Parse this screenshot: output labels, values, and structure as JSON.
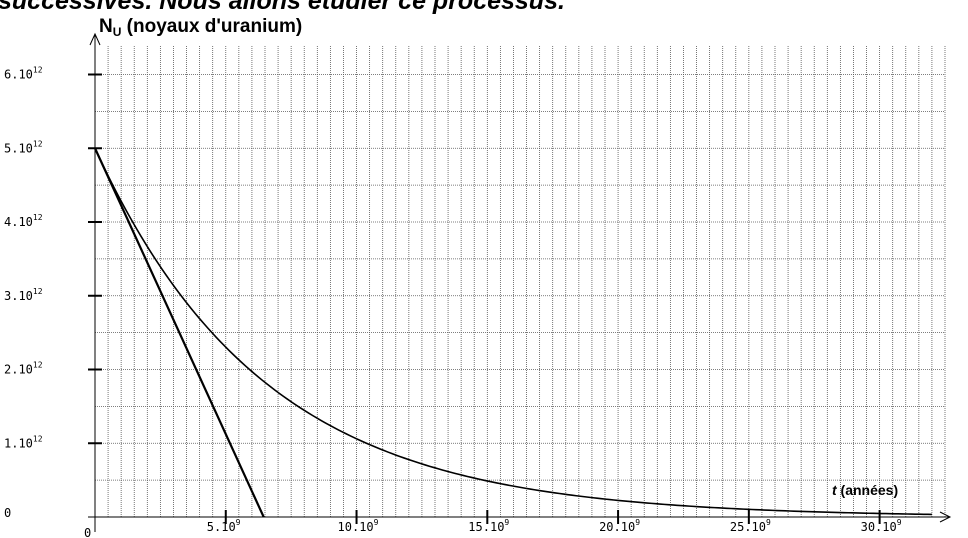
{
  "page": {
    "top_text": "successives. Nous allons étudier ce processus."
  },
  "chart_data": {
    "type": "line",
    "title": "",
    "ylabel": {
      "symbol": "N",
      "subscript": "U",
      "text": " (noyaux d'uranium)"
    },
    "xlabel": {
      "symbol": "t",
      "text": " (années)"
    },
    "xlim": [
      0,
      32500000000.0
    ],
    "ylim": [
      0,
      6400000000000.0
    ],
    "x_ticks": [
      {
        "value": 0,
        "mantissa": "0",
        "exponent": ""
      },
      {
        "value": 5000000000.0,
        "mantissa": "5.10",
        "exponent": "9"
      },
      {
        "value": 10000000000.0,
        "mantissa": "10.10",
        "exponent": "9"
      },
      {
        "value": 15000000000.0,
        "mantissa": "15.10",
        "exponent": "9"
      },
      {
        "value": 20000000000.0,
        "mantissa": "20.10",
        "exponent": "9"
      },
      {
        "value": 25000000000.0,
        "mantissa": "25.10",
        "exponent": "9"
      },
      {
        "value": 30000000000.0,
        "mantissa": "30.10",
        "exponent": "9"
      }
    ],
    "y_ticks": [
      {
        "value": 0,
        "mantissa": "0",
        "exponent": ""
      },
      {
        "value": 1000000000000.0,
        "mantissa": "1.10",
        "exponent": "12"
      },
      {
        "value": 2000000000000.0,
        "mantissa": "2.10",
        "exponent": "12"
      },
      {
        "value": 3000000000000.0,
        "mantissa": "3.10",
        "exponent": "12"
      },
      {
        "value": 4000000000000.0,
        "mantissa": "4.10",
        "exponent": "12"
      },
      {
        "value": 5000000000000.0,
        "mantissa": "5.10",
        "exponent": "12"
      },
      {
        "value": 6000000000000.0,
        "mantissa": "6.10",
        "exponent": "12"
      }
    ],
    "x_minor_step": 500000000.0,
    "y_minor_step": 500000000000.0,
    "grid": true,
    "grid_style": "dotted",
    "series": [
      {
        "kind": "decay_curve",
        "x": [
          0,
          2000000000.0,
          4000000000.0,
          5000000000.0,
          6000000000.0,
          8000000000.0,
          10000000000.0,
          12000000000.0,
          14000000000.0,
          15000000000.0,
          16000000000.0,
          18000000000.0,
          20000000000.0,
          22000000000.0,
          24000000000.0,
          25000000000.0,
          26000000000.0,
          28000000000.0,
          30000000000.0,
          32000000000.0
        ],
        "y": [
          5000000000000.0,
          3670000000000.0,
          2690000000000.0,
          2300000000000.0,
          1970000000000.0,
          1450000000000.0,
          1060000000000.0,
          780000000000.0,
          570000000000.0,
          490000000000.0,
          420000000000.0,
          310000000000.0,
          220000000000.0,
          160000000000.0,
          120000000000.0,
          100000000000.0,
          90000000000.0,
          65000000000.0,
          48000000000.0,
          35000000000.0
        ],
        "color": "#000000"
      },
      {
        "kind": "tangent_line",
        "x": [
          0,
          6450000000.0
        ],
        "y": [
          5000000000000.0,
          0
        ],
        "color": "#000000"
      }
    ]
  }
}
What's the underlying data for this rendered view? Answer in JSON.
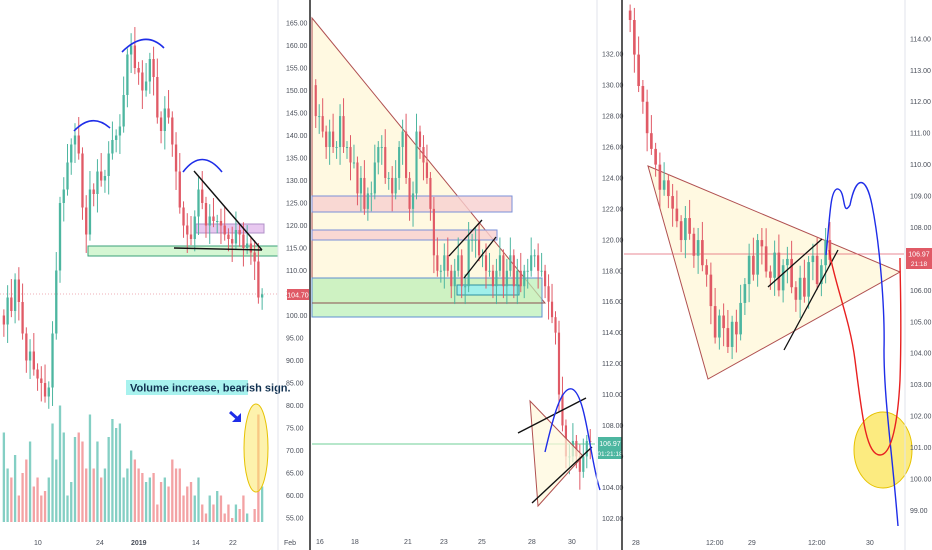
{
  "colors": {
    "up": "#4db6a0",
    "down": "#e05a66",
    "vol_up": "#84cfc4",
    "vol_down": "#f3a2a4",
    "price_line": "#e06070",
    "tri_stroke": "#b05050",
    "tri_fill": "#fff8dc",
    "zone_green": "#b9f0b5",
    "zone_red": "#f8d0d0",
    "zone_cyan": "#9ff0ea",
    "ellipse": "#fbe86a",
    "blue": "#1e2de8",
    "red_path": "#e82020",
    "hline_green": "#6fcf97",
    "annotation_bg": "#a8f2ee"
  },
  "panel1": {
    "price_label": "104.70",
    "annotation": "Volume increase, bearish sign.",
    "arrow_icon": "arrow-down-right-icon"
  },
  "panel2": {
    "price_label": "106.97",
    "countdown": "01:21:18"
  },
  "panel3": {
    "price_label": "106.97",
    "countdown": "21:18"
  },
  "chart_data": [
    {
      "type": "candlestick",
      "title": "",
      "x_ticks": [
        "10",
        "24",
        "2019",
        "14",
        "22",
        "Feb"
      ],
      "y_ticks": [
        165,
        160,
        155,
        150,
        145,
        140,
        135,
        130,
        125,
        120,
        115,
        110,
        105,
        100,
        95,
        90,
        85,
        80,
        75,
        70,
        65,
        60,
        55
      ],
      "y_tick_labels": [
        "165.00",
        "160.00",
        "155.00",
        "150.00",
        "145.00",
        "140.00",
        "135.00",
        "130.00",
        "125.00",
        "120.00",
        "115.00",
        "110.00",
        "105.00",
        "100.00",
        "95.00",
        "90.00",
        "85.00",
        "80.00",
        "75.00",
        "70.00",
        "65.00",
        "60.00",
        "55.00"
      ],
      "ylim": [
        53,
        167
      ],
      "last_price": 104.7,
      "closes": [
        98,
        104,
        101,
        108,
        103,
        96,
        90,
        92,
        88,
        86,
        85,
        82,
        84,
        96,
        110,
        125,
        128,
        134,
        138,
        140,
        136,
        124,
        118,
        128,
        127,
        132,
        130,
        131,
        136,
        139,
        140,
        142,
        149,
        158,
        160,
        155,
        154,
        150,
        152,
        157,
        153,
        144,
        141,
        146,
        144,
        138,
        132,
        124,
        120,
        118,
        117,
        122,
        128,
        125,
        120,
        122,
        121,
        121,
        120,
        118,
        117,
        116,
        119,
        118,
        115,
        116,
        114,
        112,
        104,
        104.7
      ],
      "volumes": [
        74,
        66,
        64,
        69,
        60,
        65,
        68,
        72,
        62,
        64,
        60,
        61,
        64,
        76,
        68,
        80,
        74,
        60,
        63,
        73,
        74,
        72,
        66,
        78,
        66,
        72,
        64,
        66,
        73,
        77,
        75,
        76,
        64,
        66,
        70,
        68,
        66,
        65,
        63,
        64,
        65,
        58,
        63,
        64,
        62,
        68,
        66,
        66,
        60,
        62,
        63,
        60,
        64,
        58,
        56,
        60,
        58,
        61,
        60,
        56,
        58,
        55,
        58,
        57,
        60,
        56,
        54,
        57,
        78,
        62
      ],
      "notes": [
        "Volume increase, bearish sign."
      ]
    },
    {
      "type": "candlestick",
      "title": "",
      "x_ticks": [
        "16",
        "18",
        "21",
        "23",
        "25",
        "28",
        "30"
      ],
      "y_ticks": [
        132,
        130,
        128,
        126,
        124,
        122,
        120,
        118,
        116,
        114,
        112,
        110,
        108,
        106,
        104,
        102
      ],
      "y_tick_labels": [
        "132.00",
        "130.00",
        "128.00",
        "126.00",
        "124.00",
        "122.00",
        "120.00",
        "118.00",
        "116.00",
        "114.00",
        "112.00",
        "110.00",
        "108.00",
        "106.00",
        "104.00",
        "102.00"
      ],
      "ylim": [
        101.5,
        133.5
      ],
      "last_price": 106.97,
      "closes": [
        128,
        128,
        127,
        126,
        127,
        126,
        126,
        128,
        126,
        126,
        125,
        125,
        123,
        124,
        122,
        123,
        123,
        125,
        126,
        126,
        124,
        124,
        123,
        124,
        126,
        127,
        124,
        122,
        123,
        127,
        126,
        125,
        124,
        122,
        119,
        118,
        118,
        119,
        118,
        117,
        118,
        119,
        117,
        117,
        120,
        120,
        120,
        119,
        119,
        118,
        118,
        117,
        118,
        119,
        117,
        118,
        119,
        117,
        118,
        117,
        118,
        118,
        119,
        119,
        118,
        118,
        117,
        116,
        115,
        114,
        110,
        108,
        106,
        106,
        107,
        106,
        105,
        106,
        107,
        106.97
      ],
      "notes": []
    },
    {
      "type": "candlestick",
      "title": "",
      "x_ticks": [
        "28",
        "12:00",
        "29",
        "12:00",
        "30"
      ],
      "y_ticks": [
        114,
        113,
        112,
        111,
        110,
        109,
        108,
        107,
        106,
        105,
        104,
        103,
        102,
        101,
        100,
        99
      ],
      "y_tick_labels": [
        "114.00",
        "113.00",
        "112.00",
        "111.00",
        "110.00",
        "109.00",
        "108.00",
        "107.00",
        "106.00",
        "105.00",
        "104.00",
        "103.00",
        "102.00",
        "101.00",
        "100.00",
        "99.00"
      ],
      "ylim": [
        98.6,
        114.6
      ],
      "last_price": 106.97,
      "closes": [
        114.6,
        113.5,
        112.5,
        112,
        111,
        110.5,
        110,
        109.2,
        109.5,
        109,
        108.6,
        108.2,
        107.6,
        108.3,
        107.8,
        107.1,
        107.6,
        106.8,
        106.5,
        105.5,
        104.5,
        105.2,
        104.8,
        104.2,
        105,
        104.6,
        105.6,
        106.2,
        107.1,
        106.5,
        107.6,
        107.4,
        106.6,
        106.4,
        107.2,
        106,
        106.8,
        107,
        106.1,
        105.7,
        106.4,
        105.8,
        106.9,
        107.1,
        106.2,
        106.8,
        107.6,
        106.97
      ],
      "notes": []
    }
  ]
}
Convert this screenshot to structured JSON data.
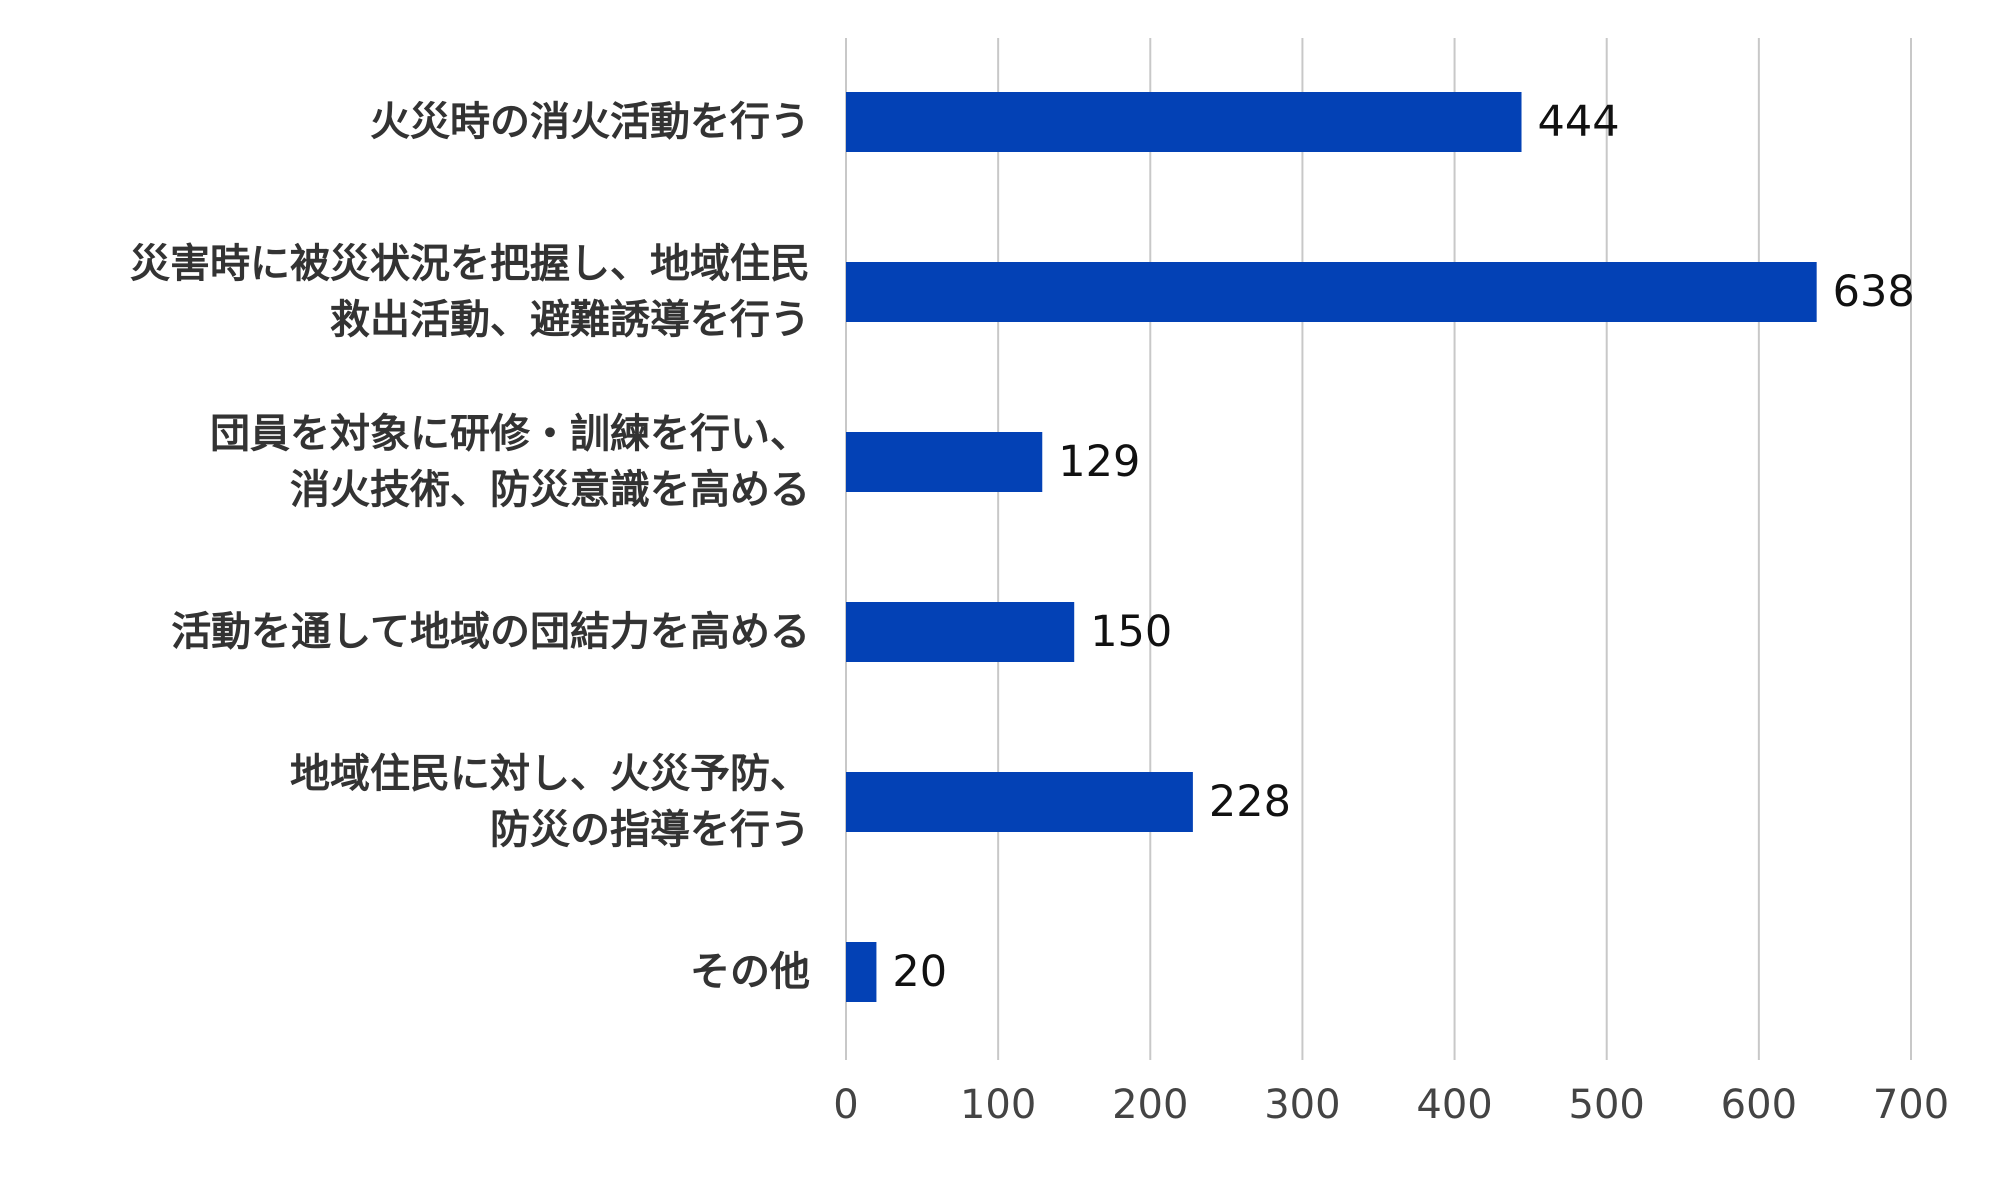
{
  "chart_data": {
    "type": "bar",
    "orientation": "horizontal",
    "categories": [
      [
        "火災時の消火活動を行う"
      ],
      [
        "災害時に被災状況を把握し、地域住民",
        "救出活動、避難誘導を行う"
      ],
      [
        "団員を対象に研修・訓練を行い、",
        "消火技術、防災意識を高める"
      ],
      [
        "活動を通して地域の団結力を高める"
      ],
      [
        "地域住民に対し、火災予防、",
        "防災の指導を行う"
      ],
      [
        "その他"
      ]
    ],
    "values": [
      444,
      638,
      129,
      150,
      228,
      20
    ],
    "value_labels": [
      "444",
      "638",
      "129",
      "150",
      "228",
      "20"
    ],
    "xlim": [
      0,
      700
    ],
    "xticks": [
      "0",
      "100",
      "200",
      "300",
      "400",
      "500",
      "600",
      "700"
    ],
    "grid": true,
    "legend": "none",
    "bar_color": "#0341b5"
  }
}
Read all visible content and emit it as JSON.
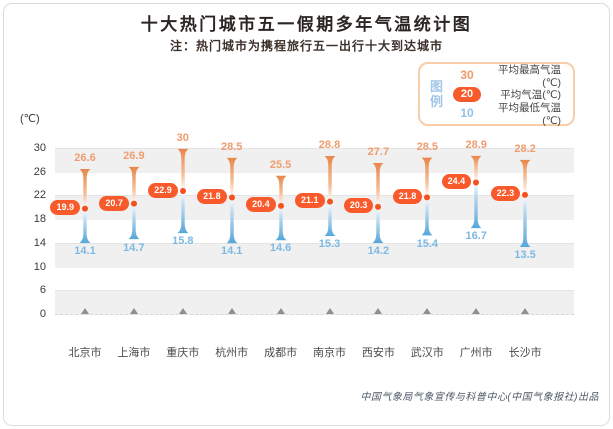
{
  "page": {
    "title": "十大热门城市五一假期多年气温统计图",
    "subtitle": "注：热门城市为携程旅行五一出行十大到达城市",
    "footer": "中国气象局气象宣传与科普中心(中国气象报社)出品"
  },
  "legend": {
    "title": "图例",
    "items": [
      {
        "value": "30",
        "label": "平均最高气温(℃)",
        "role": "high"
      },
      {
        "value": "20",
        "label": "平均气温(℃)",
        "role": "mean"
      },
      {
        "value": "10",
        "label": "平均最低气温(℃)",
        "role": "low"
      }
    ]
  },
  "chart_data": {
    "type": "range-spindle",
    "title": "十大热门城市五一假期多年气温统计图",
    "unit_label": "(℃)",
    "y_ticks": [
      30,
      26,
      22,
      18,
      14,
      10,
      6,
      0
    ],
    "gray_band_tick_pairs": [
      [
        0,
        1
      ],
      [
        2,
        3
      ],
      [
        4,
        5
      ],
      [
        6,
        7
      ]
    ],
    "categories": [
      "北京市",
      "上海市",
      "重庆市",
      "杭州市",
      "成都市",
      "南京市",
      "西安市",
      "武汉市",
      "广州市",
      "长沙市"
    ],
    "series": [
      {
        "name": "平均最高气温(℃)",
        "role": "high",
        "values": [
          26.6,
          26.9,
          30,
          28.5,
          25.5,
          28.8,
          27.7,
          28.5,
          28.9,
          28.2
        ]
      },
      {
        "name": "平均气温(℃)",
        "role": "mean",
        "values": [
          19.9,
          20.7,
          22.9,
          21.8,
          20.4,
          21.1,
          20.3,
          21.8,
          24.4,
          22.3
        ]
      },
      {
        "name": "平均最低气温(℃)",
        "role": "low",
        "values": [
          14.1,
          14.7,
          15.8,
          14.1,
          14.6,
          15.3,
          14.2,
          15.4,
          16.7,
          13.5
        ]
      }
    ],
    "colors": {
      "high_text": "#EF9D6F",
      "low_text": "#7DB9E2",
      "mean_pill": "#F85A2B",
      "mean_dot": "#F4511E",
      "spindle_top": "#E8874B",
      "spindle_top_soft": "#F5BE97",
      "spindle_mid": "#FFFFFF",
      "spindle_low_soft": "#BFDCF0",
      "spindle_bottom": "#55A7DA",
      "band_gray": "#F0F0F0",
      "legend_border": "#F7CDAA",
      "legend_title_blue": "#A3C6E8"
    }
  }
}
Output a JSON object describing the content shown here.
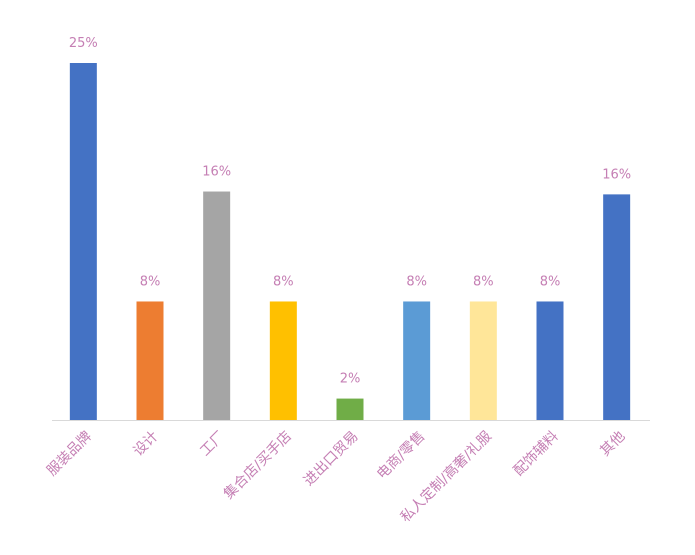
{
  "chart_data": {
    "type": "bar",
    "categories": [
      "服装品牌",
      "设计",
      "工厂",
      "集合店/买手店",
      "进出口贸易",
      "电商/零售",
      "私人定制/高奢/礼服",
      "配饰辅料",
      "其他"
    ],
    "values": [
      25,
      8.3,
      16,
      8.3,
      1.5,
      8.3,
      8.3,
      8.3,
      15.8
    ],
    "value_labels": [
      "25%",
      "8%",
      "16%",
      "8%",
      "2%",
      "8%",
      "8%",
      "8%",
      "16%"
    ],
    "colors": [
      "#4472c4",
      "#ed7d31",
      "#a5a5a5",
      "#ffc000",
      "#70ad47",
      "#5b9bd5",
      "#ffe699",
      "#4472c4",
      "#4472c4"
    ]
  }
}
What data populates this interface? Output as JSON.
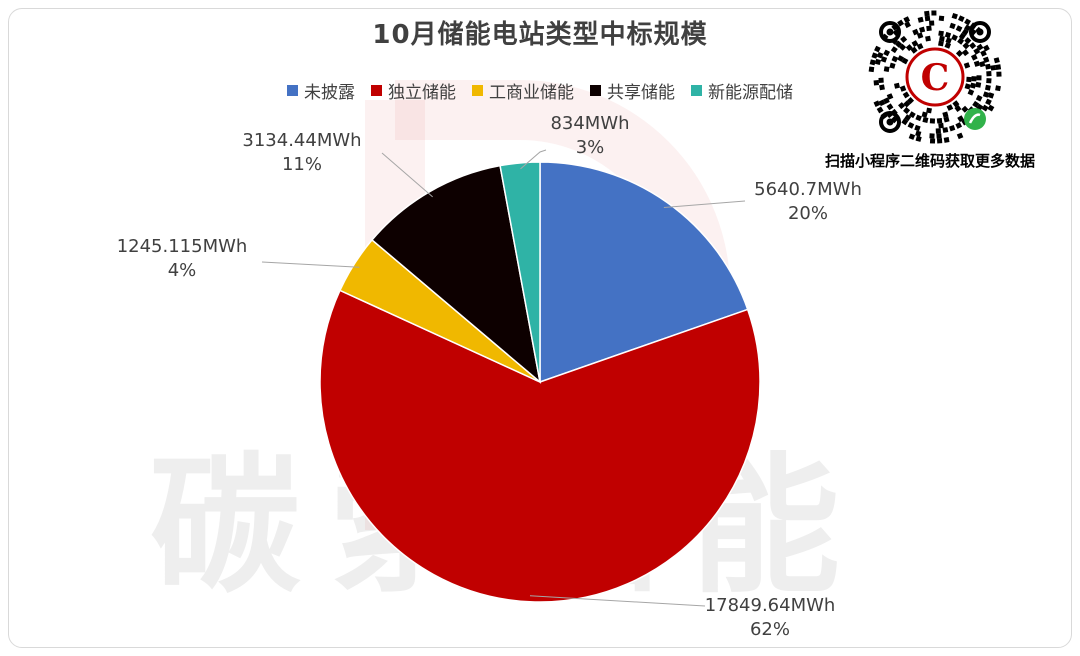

--------------------------------------------------

*Instructions to follow:*
Indicate how many lines of the material include the word "increase"; the number alone is required.

*Answer:*
2